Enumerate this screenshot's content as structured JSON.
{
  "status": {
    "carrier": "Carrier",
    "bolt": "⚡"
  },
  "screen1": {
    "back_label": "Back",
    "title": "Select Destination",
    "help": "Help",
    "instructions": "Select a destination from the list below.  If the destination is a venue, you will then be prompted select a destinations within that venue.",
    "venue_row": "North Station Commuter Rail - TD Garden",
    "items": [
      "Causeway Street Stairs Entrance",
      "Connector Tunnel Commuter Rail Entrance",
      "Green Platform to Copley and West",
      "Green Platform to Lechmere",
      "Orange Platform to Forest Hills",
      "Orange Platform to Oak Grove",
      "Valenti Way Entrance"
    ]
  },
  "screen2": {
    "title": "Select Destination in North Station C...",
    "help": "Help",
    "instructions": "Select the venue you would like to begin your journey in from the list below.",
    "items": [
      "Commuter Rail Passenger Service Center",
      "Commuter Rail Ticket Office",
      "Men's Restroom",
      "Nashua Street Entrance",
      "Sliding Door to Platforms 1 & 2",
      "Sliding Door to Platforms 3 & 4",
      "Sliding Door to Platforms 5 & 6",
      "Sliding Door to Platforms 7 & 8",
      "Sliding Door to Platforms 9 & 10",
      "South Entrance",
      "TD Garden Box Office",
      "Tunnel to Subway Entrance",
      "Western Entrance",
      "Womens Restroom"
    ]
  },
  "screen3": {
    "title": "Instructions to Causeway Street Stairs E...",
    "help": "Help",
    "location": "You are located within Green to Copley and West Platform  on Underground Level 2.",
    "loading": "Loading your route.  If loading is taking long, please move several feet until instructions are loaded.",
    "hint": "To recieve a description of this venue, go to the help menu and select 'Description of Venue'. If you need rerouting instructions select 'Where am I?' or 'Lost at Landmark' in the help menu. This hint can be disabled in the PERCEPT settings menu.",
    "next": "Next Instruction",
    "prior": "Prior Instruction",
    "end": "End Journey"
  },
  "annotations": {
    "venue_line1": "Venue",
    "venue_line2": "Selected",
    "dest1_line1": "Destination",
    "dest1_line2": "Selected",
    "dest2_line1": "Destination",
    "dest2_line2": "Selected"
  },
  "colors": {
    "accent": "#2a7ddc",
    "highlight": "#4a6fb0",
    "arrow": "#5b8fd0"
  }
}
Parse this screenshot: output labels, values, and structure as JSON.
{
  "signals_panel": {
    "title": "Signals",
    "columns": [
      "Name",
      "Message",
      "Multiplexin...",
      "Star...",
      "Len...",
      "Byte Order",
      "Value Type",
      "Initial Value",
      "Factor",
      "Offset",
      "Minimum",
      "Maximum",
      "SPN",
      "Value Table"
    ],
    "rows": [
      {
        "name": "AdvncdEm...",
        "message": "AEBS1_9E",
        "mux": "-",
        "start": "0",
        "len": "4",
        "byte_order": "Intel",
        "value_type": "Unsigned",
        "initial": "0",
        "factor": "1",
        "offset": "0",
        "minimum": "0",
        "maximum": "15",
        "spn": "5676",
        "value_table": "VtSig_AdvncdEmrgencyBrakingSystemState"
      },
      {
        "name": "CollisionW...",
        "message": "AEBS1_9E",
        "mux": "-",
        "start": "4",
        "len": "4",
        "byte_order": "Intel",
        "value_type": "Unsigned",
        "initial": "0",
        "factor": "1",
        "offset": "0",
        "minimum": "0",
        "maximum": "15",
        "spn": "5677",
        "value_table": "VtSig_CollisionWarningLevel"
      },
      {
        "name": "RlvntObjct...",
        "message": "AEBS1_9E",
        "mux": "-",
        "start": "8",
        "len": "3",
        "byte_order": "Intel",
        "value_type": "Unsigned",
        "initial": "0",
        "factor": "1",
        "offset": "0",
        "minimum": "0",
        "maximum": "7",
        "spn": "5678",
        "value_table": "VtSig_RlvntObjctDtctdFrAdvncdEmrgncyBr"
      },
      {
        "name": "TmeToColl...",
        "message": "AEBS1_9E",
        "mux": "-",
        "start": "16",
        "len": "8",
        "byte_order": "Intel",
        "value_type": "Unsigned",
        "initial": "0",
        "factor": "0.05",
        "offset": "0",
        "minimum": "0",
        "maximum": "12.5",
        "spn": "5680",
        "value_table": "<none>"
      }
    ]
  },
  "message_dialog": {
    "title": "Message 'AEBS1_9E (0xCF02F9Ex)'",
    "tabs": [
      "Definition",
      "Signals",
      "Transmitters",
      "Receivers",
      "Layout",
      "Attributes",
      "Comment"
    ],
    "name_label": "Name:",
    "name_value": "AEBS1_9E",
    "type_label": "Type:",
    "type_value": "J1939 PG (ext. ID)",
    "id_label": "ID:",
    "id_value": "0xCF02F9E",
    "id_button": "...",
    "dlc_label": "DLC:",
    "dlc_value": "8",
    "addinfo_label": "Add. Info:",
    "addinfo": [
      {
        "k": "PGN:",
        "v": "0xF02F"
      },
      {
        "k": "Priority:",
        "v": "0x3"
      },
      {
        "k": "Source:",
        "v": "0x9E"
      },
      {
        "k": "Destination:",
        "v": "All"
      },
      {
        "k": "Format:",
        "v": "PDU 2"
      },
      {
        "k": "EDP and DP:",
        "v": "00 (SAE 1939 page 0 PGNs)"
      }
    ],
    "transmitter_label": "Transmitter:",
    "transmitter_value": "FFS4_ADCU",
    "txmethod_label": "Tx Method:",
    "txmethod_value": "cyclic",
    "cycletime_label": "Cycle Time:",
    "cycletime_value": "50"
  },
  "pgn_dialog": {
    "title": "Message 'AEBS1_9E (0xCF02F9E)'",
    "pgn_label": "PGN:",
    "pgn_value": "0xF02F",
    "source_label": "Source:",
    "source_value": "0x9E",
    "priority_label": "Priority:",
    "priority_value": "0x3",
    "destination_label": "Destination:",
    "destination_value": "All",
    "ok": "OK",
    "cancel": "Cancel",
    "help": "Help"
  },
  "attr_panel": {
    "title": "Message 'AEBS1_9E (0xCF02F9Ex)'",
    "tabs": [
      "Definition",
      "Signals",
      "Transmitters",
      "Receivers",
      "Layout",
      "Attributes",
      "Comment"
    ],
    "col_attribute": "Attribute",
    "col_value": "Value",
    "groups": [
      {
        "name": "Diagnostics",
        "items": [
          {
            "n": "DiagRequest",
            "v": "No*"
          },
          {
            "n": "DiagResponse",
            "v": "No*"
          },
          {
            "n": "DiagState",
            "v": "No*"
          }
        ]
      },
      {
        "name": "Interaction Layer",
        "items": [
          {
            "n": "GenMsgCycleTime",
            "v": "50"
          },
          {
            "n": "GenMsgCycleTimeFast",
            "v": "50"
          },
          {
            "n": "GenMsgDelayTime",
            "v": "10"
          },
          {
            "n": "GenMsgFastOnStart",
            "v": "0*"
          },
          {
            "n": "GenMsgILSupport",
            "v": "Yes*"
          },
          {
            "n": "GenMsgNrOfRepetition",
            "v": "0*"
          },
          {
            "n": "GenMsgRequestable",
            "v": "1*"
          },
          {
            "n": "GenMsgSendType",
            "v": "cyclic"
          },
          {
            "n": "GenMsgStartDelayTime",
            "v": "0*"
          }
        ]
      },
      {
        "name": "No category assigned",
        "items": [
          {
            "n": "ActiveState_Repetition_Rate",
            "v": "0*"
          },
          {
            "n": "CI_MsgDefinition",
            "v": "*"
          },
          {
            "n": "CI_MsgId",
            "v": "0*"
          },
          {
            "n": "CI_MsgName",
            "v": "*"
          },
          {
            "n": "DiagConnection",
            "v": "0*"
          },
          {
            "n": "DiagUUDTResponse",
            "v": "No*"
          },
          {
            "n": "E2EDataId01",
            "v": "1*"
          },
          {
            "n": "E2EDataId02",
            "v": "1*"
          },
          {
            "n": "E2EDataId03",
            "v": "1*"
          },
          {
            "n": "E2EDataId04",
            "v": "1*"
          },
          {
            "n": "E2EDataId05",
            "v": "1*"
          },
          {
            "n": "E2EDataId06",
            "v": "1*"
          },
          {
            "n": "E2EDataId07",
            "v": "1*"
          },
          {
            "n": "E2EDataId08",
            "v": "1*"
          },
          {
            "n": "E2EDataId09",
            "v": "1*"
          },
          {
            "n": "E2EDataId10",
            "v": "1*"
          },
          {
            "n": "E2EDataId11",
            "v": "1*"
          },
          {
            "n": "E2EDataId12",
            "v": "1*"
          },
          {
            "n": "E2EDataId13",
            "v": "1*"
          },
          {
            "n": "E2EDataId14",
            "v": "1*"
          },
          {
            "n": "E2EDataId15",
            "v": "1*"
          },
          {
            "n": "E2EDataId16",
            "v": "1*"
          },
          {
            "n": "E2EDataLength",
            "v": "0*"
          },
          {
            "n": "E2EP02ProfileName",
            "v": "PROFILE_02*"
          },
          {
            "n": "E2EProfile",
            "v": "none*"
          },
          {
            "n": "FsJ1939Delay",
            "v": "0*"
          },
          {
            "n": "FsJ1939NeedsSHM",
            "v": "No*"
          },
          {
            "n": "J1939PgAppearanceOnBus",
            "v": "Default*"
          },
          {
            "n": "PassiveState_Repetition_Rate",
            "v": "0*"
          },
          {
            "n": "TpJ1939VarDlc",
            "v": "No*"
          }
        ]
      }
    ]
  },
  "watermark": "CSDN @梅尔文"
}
····················
> [Set task]:
Look through the entries above and report each line where the string "list" occurs.

> [Answer for this exercise]:
    "instructions": "Select a destination from the list below.  If the destination is a venue, you will then be prompted select a destinations within that venue.",
    "instructions": "Select the venue you would like to begin your journey in from the list below.",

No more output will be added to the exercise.